▶ [Passage]
◇ ◇ ◇ ◇

VGG16 Conv2D CUDA Performance Benchmark

A comprehensive performance analysis project demonstrating the critical impact of GPU memory access patterns on deep learning inference performance. This project implements custom CUDA kernels for Conv2D operations in VGG16 and compares three execution paths:

CPU Baseline - Standard PyTorch/TorchScript implementation
GPU Optimized - Custom memory-coalesced CUDA kernel (3-5× faster)
GPU Uncoalesced - Intentionally inefficient baseline kernel

Key Finding: Proper memory coalescing yields 3-5× performance improvement over naive GPU implementations, demonstrating that memory access patterns matter more than raw compute power for Conv2D operations.

Project Highlights

Unique Implementations

✅ Custom CUDA Conv2D Kernels - Written from scratch, not using PyTorch's GPU operations
✅ Memory Coalescing Optimization - 2D tiling with sequential access patterns
✅ Constant Memory Usage - Automatic weight caching for small filters (<16KB)

◇ ◇ ◇ ◇

▶ [Stated exercise 1]
Decide whether each statement agrees with the VGG16 benchmark description: (a) the custom CUDA kernels rely on PyTorch's GPU operations; (b) constant memory is used to cache weights for filters under 16KB; (c) the uncoalesced GPU kernel was designed to be efficient. For each, answer yes or no and quote the words of the description that decide it.
▶ [Stated exercise 2]
Extend the VGG16 benchmark description, starting after its final line.

◇ ◇ ◇ ◇

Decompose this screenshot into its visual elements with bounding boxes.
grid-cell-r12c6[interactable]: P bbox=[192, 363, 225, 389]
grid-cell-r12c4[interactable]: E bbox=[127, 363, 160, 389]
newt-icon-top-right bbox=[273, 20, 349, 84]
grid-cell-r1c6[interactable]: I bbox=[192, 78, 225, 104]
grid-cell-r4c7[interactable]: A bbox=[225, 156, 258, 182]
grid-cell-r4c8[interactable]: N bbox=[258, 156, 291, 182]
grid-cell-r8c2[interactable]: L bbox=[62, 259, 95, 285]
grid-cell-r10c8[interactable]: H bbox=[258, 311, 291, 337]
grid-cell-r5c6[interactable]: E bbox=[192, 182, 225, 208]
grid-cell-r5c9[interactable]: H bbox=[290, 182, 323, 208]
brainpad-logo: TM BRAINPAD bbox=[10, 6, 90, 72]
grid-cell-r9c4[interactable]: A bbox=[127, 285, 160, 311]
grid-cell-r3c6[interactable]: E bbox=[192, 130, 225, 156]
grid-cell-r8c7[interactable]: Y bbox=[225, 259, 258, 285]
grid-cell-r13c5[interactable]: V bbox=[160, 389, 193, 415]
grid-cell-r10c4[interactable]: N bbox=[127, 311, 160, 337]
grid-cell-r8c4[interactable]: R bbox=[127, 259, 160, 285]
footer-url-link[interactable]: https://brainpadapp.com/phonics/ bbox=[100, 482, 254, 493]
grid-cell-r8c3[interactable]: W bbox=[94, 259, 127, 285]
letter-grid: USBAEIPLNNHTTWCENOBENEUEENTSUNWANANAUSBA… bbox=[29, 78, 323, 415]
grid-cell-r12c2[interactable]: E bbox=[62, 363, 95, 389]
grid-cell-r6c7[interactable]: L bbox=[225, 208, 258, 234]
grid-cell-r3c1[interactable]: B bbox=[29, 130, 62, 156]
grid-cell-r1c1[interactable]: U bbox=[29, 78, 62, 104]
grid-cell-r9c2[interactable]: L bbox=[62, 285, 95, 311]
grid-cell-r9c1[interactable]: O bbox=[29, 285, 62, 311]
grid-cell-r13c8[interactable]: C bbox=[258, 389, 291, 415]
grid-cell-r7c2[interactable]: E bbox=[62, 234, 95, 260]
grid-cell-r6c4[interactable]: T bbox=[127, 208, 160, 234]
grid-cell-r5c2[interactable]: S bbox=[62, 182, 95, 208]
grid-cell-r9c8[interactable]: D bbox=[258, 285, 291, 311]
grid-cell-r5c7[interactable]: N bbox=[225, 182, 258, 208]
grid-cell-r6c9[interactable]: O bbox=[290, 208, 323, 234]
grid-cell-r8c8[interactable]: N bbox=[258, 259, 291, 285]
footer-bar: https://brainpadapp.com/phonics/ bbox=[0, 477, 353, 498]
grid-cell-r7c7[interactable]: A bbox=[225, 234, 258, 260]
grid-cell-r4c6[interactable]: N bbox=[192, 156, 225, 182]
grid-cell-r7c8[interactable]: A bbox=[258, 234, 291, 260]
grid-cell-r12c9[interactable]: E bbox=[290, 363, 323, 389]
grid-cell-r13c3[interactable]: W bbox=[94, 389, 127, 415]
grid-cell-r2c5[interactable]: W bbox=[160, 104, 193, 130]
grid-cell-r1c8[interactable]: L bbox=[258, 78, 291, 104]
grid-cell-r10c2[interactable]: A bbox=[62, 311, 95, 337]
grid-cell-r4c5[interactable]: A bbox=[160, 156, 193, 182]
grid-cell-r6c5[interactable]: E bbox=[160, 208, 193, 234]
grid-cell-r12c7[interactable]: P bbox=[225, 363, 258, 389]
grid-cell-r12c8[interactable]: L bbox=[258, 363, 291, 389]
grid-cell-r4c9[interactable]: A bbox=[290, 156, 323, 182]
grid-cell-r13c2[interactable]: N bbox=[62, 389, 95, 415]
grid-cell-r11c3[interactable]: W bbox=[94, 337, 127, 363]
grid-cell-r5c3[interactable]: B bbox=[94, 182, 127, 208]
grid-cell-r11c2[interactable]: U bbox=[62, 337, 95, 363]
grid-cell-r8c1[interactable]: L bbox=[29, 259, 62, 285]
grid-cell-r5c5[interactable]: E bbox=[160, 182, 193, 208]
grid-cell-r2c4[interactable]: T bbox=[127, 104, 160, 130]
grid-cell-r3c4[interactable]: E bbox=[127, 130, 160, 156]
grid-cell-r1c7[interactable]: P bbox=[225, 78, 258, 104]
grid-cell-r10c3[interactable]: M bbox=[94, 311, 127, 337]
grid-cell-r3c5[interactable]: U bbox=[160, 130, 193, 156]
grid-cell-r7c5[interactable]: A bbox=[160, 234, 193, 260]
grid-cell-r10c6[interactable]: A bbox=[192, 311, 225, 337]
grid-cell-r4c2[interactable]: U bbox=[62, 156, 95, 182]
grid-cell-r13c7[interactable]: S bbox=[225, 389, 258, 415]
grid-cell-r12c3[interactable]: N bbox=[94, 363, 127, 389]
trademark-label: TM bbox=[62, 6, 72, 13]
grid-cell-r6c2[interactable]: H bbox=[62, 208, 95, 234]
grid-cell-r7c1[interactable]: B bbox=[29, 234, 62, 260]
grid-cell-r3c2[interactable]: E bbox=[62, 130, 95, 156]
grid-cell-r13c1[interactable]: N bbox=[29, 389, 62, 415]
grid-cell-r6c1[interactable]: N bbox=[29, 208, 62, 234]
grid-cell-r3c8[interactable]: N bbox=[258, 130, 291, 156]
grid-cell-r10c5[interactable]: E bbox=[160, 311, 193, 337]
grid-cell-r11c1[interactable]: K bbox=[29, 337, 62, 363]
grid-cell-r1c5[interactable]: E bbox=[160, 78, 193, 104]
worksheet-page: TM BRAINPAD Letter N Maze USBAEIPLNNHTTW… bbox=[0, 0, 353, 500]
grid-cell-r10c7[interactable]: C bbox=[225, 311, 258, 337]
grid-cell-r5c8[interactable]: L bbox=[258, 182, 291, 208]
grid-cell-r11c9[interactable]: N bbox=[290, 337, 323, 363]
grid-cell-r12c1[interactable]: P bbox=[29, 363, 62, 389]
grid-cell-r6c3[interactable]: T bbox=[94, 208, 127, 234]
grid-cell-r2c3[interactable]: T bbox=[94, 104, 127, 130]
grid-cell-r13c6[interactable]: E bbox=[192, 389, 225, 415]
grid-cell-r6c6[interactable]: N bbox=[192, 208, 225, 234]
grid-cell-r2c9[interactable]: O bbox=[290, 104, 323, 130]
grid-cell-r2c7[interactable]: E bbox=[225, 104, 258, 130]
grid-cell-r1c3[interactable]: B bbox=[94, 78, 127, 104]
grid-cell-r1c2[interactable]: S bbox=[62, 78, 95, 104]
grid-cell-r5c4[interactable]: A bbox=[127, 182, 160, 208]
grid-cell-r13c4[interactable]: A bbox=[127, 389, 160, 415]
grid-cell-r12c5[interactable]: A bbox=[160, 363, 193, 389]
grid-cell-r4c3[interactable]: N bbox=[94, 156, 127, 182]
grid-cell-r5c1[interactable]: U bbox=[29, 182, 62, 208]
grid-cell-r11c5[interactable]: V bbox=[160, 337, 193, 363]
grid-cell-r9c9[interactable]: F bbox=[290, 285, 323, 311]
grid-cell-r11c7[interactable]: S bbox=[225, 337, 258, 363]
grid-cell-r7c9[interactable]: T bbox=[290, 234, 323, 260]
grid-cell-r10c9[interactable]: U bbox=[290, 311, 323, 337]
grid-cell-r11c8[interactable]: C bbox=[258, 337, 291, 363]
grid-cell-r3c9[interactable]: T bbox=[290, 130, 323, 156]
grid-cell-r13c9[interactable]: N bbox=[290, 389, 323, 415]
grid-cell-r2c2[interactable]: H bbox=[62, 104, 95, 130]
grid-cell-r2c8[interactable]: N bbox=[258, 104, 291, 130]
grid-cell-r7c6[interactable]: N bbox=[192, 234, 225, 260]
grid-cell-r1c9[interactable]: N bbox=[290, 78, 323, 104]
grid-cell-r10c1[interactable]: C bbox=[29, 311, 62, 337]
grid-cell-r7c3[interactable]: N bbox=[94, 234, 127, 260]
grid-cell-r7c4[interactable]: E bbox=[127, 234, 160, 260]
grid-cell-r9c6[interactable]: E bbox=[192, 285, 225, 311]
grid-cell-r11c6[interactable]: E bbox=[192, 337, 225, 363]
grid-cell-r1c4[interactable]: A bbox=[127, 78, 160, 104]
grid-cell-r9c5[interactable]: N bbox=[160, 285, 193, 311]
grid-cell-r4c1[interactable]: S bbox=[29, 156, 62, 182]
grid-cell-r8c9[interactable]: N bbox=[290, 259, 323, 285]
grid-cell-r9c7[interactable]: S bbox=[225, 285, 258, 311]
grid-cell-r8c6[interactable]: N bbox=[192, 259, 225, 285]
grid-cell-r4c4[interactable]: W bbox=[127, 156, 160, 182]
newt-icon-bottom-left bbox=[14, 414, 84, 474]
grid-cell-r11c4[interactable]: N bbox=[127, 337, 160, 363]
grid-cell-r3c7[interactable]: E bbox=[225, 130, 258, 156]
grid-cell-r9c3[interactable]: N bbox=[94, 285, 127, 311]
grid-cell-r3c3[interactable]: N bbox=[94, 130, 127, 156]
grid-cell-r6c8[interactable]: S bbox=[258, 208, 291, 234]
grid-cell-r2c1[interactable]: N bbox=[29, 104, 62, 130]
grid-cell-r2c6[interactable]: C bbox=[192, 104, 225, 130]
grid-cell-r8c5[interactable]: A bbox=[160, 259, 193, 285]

◇ ◇ ◇ ◇

▶ [Right answer 1]
(a) No: "Written from scratch, not using PyTorch's GPU operations"
(b) Yes: "Automatic weight caching for small filters (<16KB)"
(c) No: "Intentionally inefficient baseline kernel"

▶ [Right answer 2]
✅ Strategic Buffer Reuse - Pre-allocated GPU memory across all 13 Conv2D layers
✅ Hybrid Execution Model - Custom kernels for Conv2D, TorchScript for other layers
✅ Comprehensive Validation - Layer-wise L2 norm error calculation

Performance Results (Typical)

(Refer to the report attached for details)

Features

End-to-end image classification with detailed performance metrics
Layer-wise timing for all 13 Conv2D operations
Accuracy validation through L2 norm error analysis
Production-ready patterns (async streams, buffer reuse, constant memory)
Educational value for understanding GPU memory hierarchy

Folder Structure

./HPA_Project
├── build
├── CMakeLists.txt
├── images
│   ├── cat_1.png
│   ├── cat.png
│   ├── dog_1.png
│   ├── dog.png
│   ├── elephant.png
│   ├── labels.txt
│   ├── pegion.png
│   ├── rose.png
│   └── tiger.png
├── include
│   ├── gpu_common.cuh
│   ├── gpu.h
│   └── utils.h
├── models
│   ├── dummy_scripted.pt
│   └── vgg16_scripted.pt
├── Readme.md
├── scripts
│   ├── build.sh
│   └── export_vgg16.py
└── src
    ├── gpu.cpp
    ├── gpu.cu
    ├── main.cpp
    └── utils.cpp

Quick Start

Prerequisites

Requirement	Version	Installation
CUDA Toolkit	≥ 11.0	Download
LibTorch	≥ 1.13	Download
OpenCV	≥ 4.5	`sudo apt install libopencv-dev`
CMake	≥ 3.18	`sudo apt install cmake`
GCC/G++	≥ 9.0	`sudo apt install g++`
Python	3.8+	For model export script

GPU Requirements: NVIDIA GPU with Compute Capability ≥ 7.5 (Turing or newer)

Installation

Clone the repository

git clone https://github.com/Jkdxbns/VGG16-Memory-Optimization.git
cd VGG16-Memory-Optimization

Install Python dependencies (for model export)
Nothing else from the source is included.